What you need to do: From the listing below, extract every line in which the word "JSON" appears.

Material to process:
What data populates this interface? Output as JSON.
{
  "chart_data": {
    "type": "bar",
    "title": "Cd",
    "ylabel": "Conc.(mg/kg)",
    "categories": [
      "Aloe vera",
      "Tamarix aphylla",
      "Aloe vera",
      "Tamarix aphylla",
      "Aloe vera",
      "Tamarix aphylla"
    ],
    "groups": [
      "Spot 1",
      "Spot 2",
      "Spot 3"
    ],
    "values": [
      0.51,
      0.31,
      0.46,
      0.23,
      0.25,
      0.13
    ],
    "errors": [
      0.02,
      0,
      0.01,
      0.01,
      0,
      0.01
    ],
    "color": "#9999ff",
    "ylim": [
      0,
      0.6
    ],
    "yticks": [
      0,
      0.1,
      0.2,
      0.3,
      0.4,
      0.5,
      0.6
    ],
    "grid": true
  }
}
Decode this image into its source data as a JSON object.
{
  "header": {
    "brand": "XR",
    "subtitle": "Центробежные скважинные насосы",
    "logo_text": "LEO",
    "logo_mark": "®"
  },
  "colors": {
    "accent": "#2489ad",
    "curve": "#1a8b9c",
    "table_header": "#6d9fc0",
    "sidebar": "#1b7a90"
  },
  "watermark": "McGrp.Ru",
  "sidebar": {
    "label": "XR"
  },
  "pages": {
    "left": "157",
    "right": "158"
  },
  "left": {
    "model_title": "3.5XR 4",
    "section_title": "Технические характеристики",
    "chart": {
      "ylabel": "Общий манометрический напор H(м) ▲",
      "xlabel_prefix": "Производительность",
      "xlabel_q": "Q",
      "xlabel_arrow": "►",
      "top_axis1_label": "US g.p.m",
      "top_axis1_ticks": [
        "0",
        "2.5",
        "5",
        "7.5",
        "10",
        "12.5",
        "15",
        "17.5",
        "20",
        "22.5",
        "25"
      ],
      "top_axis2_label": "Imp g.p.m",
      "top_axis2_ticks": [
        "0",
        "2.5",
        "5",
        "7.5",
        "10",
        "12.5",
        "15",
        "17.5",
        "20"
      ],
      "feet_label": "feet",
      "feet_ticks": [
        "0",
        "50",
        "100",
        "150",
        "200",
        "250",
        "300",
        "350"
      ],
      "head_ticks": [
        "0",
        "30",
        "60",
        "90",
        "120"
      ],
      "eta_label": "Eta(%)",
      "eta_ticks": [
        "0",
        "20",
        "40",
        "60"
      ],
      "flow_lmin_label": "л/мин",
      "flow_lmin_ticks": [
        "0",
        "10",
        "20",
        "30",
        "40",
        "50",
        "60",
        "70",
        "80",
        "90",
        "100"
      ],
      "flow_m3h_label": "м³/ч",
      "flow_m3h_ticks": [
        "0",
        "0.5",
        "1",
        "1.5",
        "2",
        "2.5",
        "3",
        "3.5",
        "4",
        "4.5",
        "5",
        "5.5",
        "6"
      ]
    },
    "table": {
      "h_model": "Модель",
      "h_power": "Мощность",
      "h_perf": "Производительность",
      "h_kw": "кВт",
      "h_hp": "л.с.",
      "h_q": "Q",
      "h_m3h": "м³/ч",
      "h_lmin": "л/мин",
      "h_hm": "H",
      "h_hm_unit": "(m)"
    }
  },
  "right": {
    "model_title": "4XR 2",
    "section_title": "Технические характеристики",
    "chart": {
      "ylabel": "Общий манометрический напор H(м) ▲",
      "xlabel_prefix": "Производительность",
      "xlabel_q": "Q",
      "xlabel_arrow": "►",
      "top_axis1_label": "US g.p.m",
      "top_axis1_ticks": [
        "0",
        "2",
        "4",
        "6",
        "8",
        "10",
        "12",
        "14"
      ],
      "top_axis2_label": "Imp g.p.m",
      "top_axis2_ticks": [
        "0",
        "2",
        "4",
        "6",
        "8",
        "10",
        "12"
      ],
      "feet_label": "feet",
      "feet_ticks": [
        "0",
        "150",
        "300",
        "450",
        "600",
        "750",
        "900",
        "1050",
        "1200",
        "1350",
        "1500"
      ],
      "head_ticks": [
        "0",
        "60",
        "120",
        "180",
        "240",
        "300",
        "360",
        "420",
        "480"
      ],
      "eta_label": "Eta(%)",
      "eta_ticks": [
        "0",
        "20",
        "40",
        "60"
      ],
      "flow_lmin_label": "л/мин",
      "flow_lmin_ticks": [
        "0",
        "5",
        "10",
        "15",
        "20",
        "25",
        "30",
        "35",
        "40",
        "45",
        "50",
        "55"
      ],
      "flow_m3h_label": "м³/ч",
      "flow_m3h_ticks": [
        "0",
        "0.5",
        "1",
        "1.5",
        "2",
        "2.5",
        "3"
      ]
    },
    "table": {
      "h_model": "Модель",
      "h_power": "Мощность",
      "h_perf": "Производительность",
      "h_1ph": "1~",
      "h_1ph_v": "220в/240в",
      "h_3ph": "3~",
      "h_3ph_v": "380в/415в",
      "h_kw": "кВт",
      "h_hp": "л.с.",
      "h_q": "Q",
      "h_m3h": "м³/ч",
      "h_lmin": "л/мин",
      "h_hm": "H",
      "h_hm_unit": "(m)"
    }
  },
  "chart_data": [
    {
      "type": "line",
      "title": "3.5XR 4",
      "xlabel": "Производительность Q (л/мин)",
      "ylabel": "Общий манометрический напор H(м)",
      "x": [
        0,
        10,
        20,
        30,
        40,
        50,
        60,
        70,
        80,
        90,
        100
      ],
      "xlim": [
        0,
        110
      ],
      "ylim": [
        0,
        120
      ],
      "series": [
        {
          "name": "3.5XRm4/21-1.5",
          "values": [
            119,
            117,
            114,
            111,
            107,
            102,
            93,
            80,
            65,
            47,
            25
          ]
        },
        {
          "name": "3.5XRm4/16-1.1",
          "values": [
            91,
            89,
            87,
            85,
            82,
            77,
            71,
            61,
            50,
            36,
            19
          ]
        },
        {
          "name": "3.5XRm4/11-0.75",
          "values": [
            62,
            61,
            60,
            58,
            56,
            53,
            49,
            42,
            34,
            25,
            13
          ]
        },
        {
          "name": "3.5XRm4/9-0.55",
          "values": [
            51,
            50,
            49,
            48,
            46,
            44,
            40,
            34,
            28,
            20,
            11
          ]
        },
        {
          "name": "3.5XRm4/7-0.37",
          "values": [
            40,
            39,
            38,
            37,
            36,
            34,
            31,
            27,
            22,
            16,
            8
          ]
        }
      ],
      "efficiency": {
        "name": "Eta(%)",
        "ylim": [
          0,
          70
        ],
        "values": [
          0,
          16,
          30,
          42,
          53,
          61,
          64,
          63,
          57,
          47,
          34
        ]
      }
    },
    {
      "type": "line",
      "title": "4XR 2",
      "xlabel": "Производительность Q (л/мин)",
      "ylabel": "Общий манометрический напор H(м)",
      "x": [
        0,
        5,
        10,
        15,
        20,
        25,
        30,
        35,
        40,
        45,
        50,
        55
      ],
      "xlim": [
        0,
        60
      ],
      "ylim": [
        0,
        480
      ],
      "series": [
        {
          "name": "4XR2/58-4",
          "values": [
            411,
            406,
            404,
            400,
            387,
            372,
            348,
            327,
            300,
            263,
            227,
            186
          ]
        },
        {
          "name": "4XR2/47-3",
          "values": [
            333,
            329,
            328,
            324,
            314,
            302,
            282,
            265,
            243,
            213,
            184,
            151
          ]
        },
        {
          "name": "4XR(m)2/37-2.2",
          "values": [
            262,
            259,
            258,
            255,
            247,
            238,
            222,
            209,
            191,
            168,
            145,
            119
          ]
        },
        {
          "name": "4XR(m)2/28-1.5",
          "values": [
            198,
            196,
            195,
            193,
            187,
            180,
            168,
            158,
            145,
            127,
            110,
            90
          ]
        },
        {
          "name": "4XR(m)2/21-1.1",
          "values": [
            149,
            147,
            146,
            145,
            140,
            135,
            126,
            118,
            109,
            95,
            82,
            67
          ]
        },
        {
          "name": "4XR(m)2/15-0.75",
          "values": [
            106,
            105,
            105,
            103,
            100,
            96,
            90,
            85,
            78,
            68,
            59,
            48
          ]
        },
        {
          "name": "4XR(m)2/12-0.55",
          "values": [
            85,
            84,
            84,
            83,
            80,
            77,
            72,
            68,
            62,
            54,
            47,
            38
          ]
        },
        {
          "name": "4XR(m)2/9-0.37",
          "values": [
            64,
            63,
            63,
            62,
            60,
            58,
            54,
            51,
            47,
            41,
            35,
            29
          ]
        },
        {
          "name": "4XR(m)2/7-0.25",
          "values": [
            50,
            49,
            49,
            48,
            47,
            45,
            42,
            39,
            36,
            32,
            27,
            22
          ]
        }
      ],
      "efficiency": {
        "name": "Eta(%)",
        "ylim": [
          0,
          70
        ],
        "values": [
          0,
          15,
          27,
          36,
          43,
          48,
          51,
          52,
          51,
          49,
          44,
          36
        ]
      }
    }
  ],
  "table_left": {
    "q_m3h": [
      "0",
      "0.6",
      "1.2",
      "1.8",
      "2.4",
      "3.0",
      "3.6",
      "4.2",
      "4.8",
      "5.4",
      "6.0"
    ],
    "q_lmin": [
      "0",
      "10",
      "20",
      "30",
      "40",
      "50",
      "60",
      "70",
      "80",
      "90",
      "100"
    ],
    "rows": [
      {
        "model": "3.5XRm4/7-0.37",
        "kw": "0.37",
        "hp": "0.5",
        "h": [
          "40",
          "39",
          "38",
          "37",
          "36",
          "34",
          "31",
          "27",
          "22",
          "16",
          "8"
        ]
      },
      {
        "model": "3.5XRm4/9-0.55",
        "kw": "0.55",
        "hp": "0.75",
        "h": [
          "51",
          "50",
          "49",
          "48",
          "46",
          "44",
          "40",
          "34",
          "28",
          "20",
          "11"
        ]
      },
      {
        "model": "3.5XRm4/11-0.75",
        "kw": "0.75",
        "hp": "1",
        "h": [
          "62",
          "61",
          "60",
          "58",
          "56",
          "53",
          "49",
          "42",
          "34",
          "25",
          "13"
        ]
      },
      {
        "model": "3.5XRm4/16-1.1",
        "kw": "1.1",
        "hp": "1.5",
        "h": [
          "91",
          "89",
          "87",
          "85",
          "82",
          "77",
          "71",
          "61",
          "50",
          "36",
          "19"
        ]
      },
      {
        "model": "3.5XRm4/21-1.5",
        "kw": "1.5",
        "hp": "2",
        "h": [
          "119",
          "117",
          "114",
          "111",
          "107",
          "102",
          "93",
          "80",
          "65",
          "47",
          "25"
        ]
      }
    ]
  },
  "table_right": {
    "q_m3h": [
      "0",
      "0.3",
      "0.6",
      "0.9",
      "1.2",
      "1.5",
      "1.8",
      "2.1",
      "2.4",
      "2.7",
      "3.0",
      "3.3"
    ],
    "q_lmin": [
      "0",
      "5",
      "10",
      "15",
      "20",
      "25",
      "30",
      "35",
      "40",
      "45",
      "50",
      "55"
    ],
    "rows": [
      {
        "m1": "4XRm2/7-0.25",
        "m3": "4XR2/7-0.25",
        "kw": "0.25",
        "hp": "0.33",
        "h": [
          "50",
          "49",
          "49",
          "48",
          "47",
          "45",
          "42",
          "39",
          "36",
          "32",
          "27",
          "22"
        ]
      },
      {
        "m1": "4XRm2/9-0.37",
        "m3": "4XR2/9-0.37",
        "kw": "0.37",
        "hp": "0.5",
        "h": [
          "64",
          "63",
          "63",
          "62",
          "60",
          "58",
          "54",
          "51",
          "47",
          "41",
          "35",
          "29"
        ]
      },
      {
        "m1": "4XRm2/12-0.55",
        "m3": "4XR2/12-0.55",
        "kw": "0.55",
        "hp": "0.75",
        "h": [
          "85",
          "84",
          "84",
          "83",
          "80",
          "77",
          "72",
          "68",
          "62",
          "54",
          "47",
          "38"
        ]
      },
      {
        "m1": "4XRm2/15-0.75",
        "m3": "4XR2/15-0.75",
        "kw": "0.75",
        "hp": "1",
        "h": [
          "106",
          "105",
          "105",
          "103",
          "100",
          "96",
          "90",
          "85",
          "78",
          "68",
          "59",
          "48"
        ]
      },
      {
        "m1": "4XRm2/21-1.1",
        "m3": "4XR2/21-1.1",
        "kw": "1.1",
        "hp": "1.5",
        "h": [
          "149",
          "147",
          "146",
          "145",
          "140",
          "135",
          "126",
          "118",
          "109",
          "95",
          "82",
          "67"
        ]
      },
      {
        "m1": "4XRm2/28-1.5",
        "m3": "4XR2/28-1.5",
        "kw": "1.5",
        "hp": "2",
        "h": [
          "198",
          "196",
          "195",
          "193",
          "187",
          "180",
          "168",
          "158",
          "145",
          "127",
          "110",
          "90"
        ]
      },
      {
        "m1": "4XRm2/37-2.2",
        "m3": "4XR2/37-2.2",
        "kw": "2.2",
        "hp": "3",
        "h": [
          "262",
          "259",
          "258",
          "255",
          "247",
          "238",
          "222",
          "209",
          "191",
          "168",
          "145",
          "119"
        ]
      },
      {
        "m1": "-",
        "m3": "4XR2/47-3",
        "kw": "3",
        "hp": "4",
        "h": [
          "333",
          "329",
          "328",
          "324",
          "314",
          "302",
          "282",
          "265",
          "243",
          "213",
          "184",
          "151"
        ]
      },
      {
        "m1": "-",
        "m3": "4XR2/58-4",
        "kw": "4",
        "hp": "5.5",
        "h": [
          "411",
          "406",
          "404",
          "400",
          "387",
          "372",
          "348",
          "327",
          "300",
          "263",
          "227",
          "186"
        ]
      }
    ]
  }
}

Reply:
What data populates this interface? Output as JSON.
Decode this image into its source data as a JSON object.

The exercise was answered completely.